WHAT YOU ARE ASKED TO DO - Which lines in the material below contain the word "thread"? Return each of those lines in full.

RAW RECORDS -
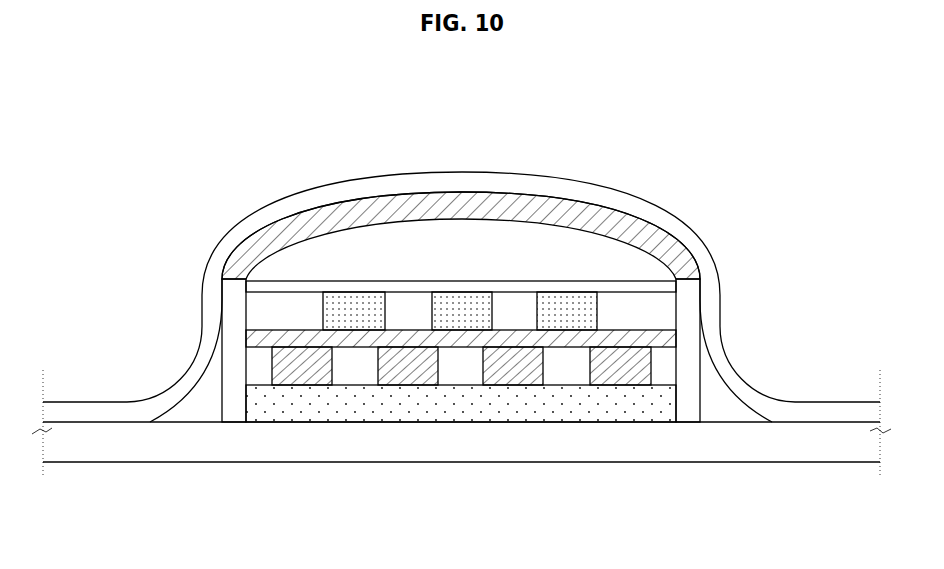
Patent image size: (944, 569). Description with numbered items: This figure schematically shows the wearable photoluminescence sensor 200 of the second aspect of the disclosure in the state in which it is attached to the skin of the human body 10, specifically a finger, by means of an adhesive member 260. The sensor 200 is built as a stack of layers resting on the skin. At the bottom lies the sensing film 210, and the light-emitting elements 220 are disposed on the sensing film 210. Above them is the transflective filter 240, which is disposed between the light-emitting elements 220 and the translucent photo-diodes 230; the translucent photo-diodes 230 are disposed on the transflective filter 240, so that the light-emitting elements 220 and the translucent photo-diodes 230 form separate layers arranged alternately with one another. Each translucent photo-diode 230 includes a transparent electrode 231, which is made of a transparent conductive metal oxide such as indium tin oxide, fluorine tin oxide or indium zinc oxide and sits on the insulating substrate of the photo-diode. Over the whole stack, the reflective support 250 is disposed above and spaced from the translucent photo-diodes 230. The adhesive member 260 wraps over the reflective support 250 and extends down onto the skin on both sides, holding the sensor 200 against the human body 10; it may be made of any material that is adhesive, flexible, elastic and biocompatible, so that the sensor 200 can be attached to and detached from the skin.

The human body 10 is at (341, 437).
The wearable photoluminescence sensor 200 is at (461, 301).
The sensing film 210 is at (488, 403).
The light-emitting element 220 is at (515, 368).
The translucent photo-diode 230 is at (458, 303).
The transparent electrode 231 is at (304, 283).
The transflective filter 240 is at (510, 338).
The reflective support 250 is at (578, 220).
The adhesive member 260 is at (642, 210).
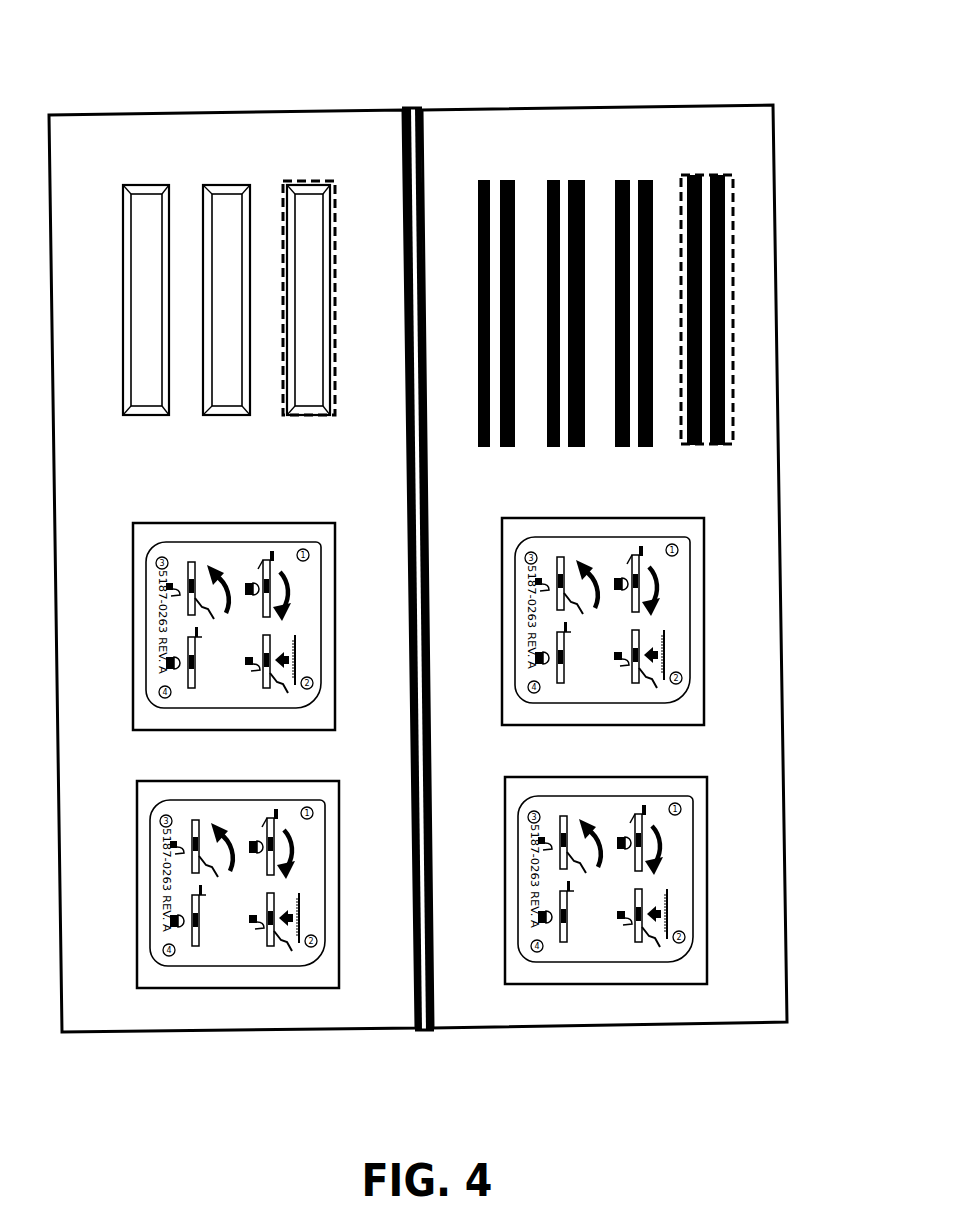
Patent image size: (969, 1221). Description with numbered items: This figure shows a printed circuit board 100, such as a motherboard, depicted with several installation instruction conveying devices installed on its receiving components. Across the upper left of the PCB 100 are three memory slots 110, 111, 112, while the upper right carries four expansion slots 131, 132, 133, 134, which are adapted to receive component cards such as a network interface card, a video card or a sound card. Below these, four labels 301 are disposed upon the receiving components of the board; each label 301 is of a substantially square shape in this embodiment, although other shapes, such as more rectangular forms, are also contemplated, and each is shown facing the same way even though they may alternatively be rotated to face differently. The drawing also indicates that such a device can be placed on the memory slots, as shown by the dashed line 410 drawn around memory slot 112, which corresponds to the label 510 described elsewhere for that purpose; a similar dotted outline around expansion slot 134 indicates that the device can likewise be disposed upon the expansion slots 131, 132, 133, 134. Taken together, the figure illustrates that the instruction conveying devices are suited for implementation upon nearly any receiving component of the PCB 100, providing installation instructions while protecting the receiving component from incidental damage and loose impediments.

The PCB 100 is at (436, 50).
The memory slot 110 is at (148, 418).
The memory slot 111 is at (230, 418).
The memory slot 112 is at (308, 418).
The dashed line 410 is at (335, 230).
The expansion slot 131 is at (500, 447).
The expansion slot 132 is at (567, 447).
The expansion slot 133 is at (638, 447).
The expansion slot 134 is at (710, 445).
The label 510 is at (730, 250).
The label 301 is at (220, 672).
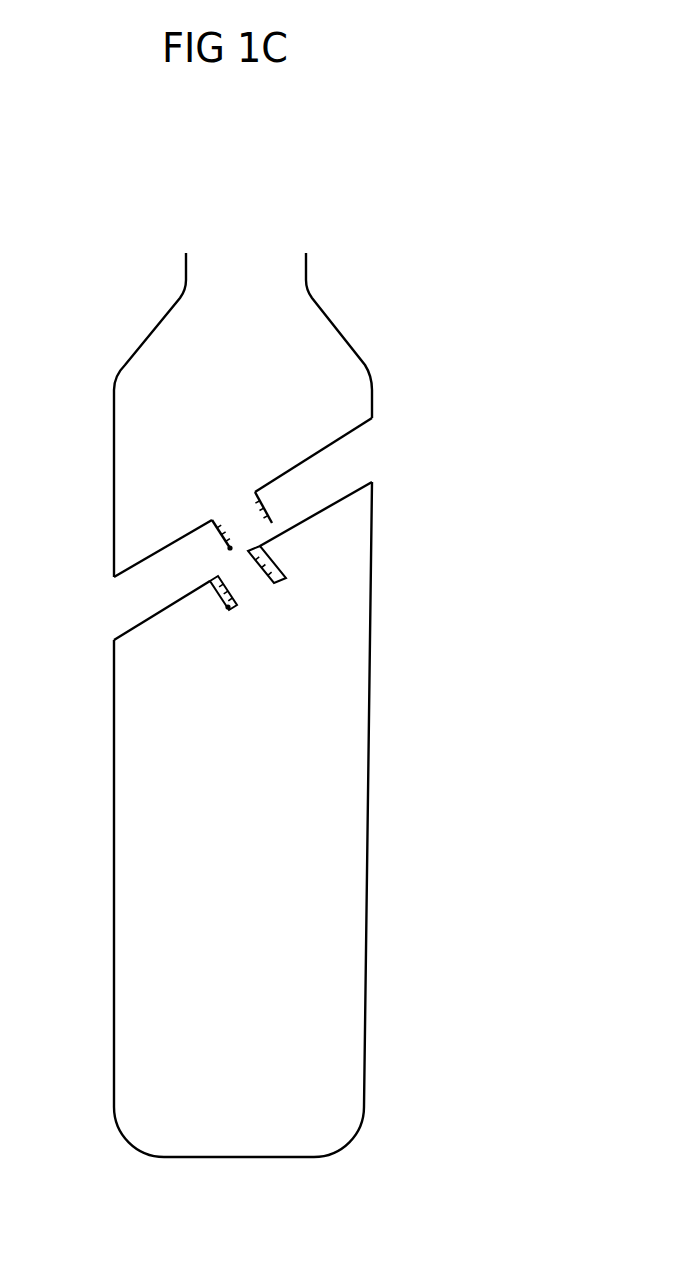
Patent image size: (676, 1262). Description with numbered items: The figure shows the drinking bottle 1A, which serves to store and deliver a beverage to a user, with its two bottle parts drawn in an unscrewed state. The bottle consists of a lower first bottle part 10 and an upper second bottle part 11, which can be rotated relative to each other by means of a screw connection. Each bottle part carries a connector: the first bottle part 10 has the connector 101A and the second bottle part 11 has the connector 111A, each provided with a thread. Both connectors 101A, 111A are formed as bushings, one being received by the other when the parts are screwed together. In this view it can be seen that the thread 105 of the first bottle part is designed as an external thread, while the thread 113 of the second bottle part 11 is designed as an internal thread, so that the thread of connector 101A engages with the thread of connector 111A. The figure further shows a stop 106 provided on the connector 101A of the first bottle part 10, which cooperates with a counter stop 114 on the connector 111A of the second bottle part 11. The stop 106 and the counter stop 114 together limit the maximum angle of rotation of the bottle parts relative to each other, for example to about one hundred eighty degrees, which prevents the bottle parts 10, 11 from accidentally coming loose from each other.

The first bottle part 10 is at (370, 652).
The second bottle part 11 is at (372, 387).
The drinking bottle 1A is at (400, 447).
The connector 101A is at (286, 563).
The connector 111A is at (243, 490).
The thread 113 is at (226, 516).
The counter stop 114 is at (230, 548).
The thread 105 is at (210, 583).
The stop 106 is at (227, 609).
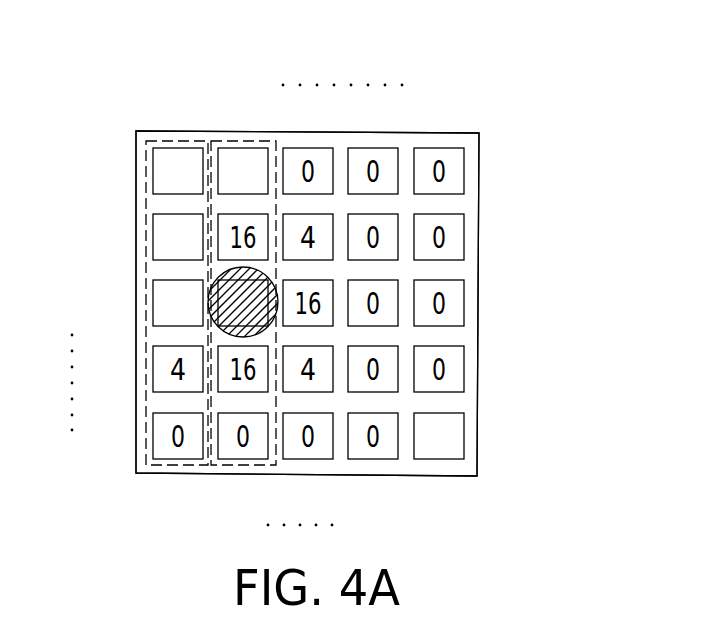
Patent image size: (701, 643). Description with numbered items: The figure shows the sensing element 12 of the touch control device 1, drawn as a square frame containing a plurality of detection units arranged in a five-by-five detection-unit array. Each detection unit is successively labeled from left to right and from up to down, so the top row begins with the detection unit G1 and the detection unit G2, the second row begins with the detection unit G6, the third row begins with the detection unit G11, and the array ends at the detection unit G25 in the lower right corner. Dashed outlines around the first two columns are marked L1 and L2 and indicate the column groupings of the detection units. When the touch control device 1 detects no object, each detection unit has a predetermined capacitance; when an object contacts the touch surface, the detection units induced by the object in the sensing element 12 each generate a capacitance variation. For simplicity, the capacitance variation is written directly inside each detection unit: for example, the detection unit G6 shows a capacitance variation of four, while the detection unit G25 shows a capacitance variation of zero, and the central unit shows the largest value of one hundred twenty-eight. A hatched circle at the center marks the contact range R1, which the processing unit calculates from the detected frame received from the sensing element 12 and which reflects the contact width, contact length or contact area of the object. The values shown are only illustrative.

The touch control device 1 is at (94, 100).
The sensing element 12 is at (478, 362).
The detection unit G1 is at (172, 142).
The detection unit G2 is at (238, 146).
The detection unit G6 is at (152, 237).
The detection unit G11 is at (152, 302).
The detection unit G25 is at (466, 438).
The pixel column line L1 is at (176, 468).
The pixel column line L2 is at (243, 468).
The contact range R1 is at (268, 327).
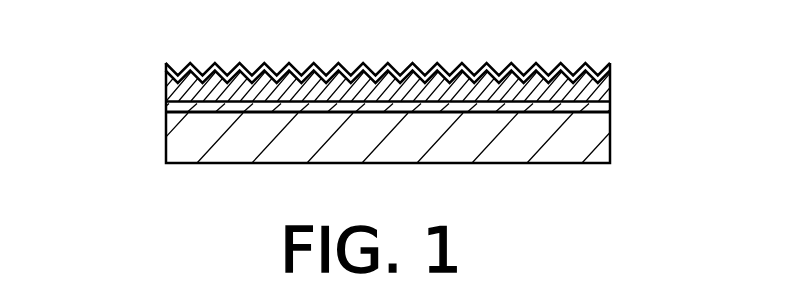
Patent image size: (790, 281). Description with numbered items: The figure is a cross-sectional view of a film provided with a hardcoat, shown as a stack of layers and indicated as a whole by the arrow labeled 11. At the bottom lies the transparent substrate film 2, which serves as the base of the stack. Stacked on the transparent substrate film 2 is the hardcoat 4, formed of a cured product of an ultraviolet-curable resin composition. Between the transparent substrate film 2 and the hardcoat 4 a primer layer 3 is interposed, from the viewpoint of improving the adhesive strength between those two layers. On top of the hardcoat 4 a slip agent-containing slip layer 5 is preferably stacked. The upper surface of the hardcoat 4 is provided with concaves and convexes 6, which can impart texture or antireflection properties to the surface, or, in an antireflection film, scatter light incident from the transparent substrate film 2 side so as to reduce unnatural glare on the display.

The laminated reflector / optical sheet 11 is at (146, 78).
The transparent substrate film 2 is at (578, 147).
The primer layer 3 is at (608, 106).
The hardcoat 4 is at (606, 90).
The slip layer 5 is at (615, 70).
The concaves and convexes 6 is at (575, 57).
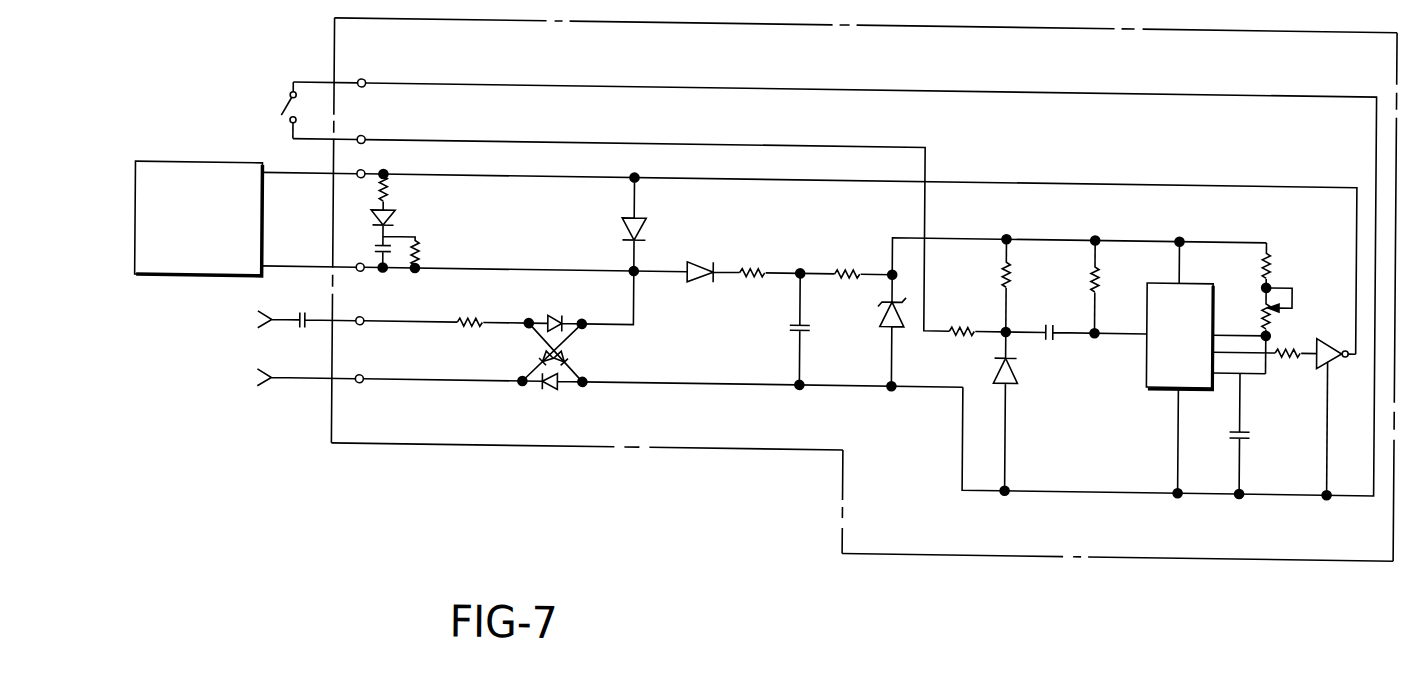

FINISHED ANSWER -
Patent image size: (676, 1262). Description with numbered items: The figure shows the drinking bottle 1A, which serves to store and deliver a beverage to a user, with its two bottle parts drawn in an unscrewed state. The bottle consists of a lower first bottle part 10 and an upper second bottle part 11, which can be rotated relative to each other by means of a screw connection. Each bottle part carries a connector: the first bottle part 10 has the connector 101A and the second bottle part 11 has the connector 111A, each provided with a thread. Both connectors 101A, 111A are formed as bushings, one being received by the other when the parts are screwed together. In this view it can be seen that the thread 105 of the first bottle part is designed as an external thread, while the thread 113 of the second bottle part 11 is designed as an internal thread, so that the thread of connector 101A engages with the thread of connector 111A. The figure further shows a stop 106 provided on the connector 101A of the first bottle part 10, which cooperates with a counter stop 114 on the connector 111A of the second bottle part 11. The stop 106 and the counter stop 114 together limit the maximum angle of rotation of the bottle parts relative to each other, for example to about one hundred eighty degrees, which prevents the bottle parts 10, 11 from accidentally coming loose from each other.
The thread 113 is at (226, 516).
The thread 105 is at (210, 583).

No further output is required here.